REQUIREMENTS.
Go through the data below. List every line that holds the word "động".
....
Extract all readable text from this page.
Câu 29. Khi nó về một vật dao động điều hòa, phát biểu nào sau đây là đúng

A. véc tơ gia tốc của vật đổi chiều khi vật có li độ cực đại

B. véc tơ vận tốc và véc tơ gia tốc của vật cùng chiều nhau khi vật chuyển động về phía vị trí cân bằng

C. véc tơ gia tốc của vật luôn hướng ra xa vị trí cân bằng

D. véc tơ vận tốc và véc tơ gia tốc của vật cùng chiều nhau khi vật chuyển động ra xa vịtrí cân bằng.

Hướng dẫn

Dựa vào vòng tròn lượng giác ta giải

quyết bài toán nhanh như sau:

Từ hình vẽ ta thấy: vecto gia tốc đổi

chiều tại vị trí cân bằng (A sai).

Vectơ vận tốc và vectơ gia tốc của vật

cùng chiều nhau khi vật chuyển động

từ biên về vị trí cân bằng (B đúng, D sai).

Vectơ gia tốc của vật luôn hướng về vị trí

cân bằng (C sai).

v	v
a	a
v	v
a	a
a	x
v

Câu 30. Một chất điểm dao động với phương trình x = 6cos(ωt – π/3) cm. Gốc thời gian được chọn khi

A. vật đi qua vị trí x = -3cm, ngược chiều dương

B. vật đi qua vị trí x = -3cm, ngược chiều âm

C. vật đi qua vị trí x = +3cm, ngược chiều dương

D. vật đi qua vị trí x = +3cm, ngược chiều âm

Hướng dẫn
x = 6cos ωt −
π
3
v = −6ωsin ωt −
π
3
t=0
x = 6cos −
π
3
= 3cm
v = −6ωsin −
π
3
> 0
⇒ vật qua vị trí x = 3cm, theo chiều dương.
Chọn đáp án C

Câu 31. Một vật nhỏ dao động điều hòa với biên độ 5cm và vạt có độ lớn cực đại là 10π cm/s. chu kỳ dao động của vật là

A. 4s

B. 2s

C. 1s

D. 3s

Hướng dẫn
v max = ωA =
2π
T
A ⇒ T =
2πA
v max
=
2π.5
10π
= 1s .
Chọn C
....
EXERCISE RESPONSE.
Câu 29. Khi nó về một vật dao động điều hòa, phát biểu nào sau đây là đúng
B. véc tơ vận tốc và véc tơ gia tốc của vật cùng chiều nhau khi vật chuyển động về phía vị trí cân bằng
D. véc tơ vận tốc và véc tơ gia tốc của vật cùng chiều nhau khi vật chuyển động ra xa vịtrí cân bằng.
cùng chiều nhau khi vật chuyển động
Câu 30. Một chất điểm dao động với phương trình x = 6cos(ωt – π/3) cm. Gốc thời gian được chọn khi
Câu 31. Một vật nhỏ dao động điều hòa với biên độ 5cm và vạt có độ lớn cực đại là 10π cm/s. chu kỳ dao động của vật là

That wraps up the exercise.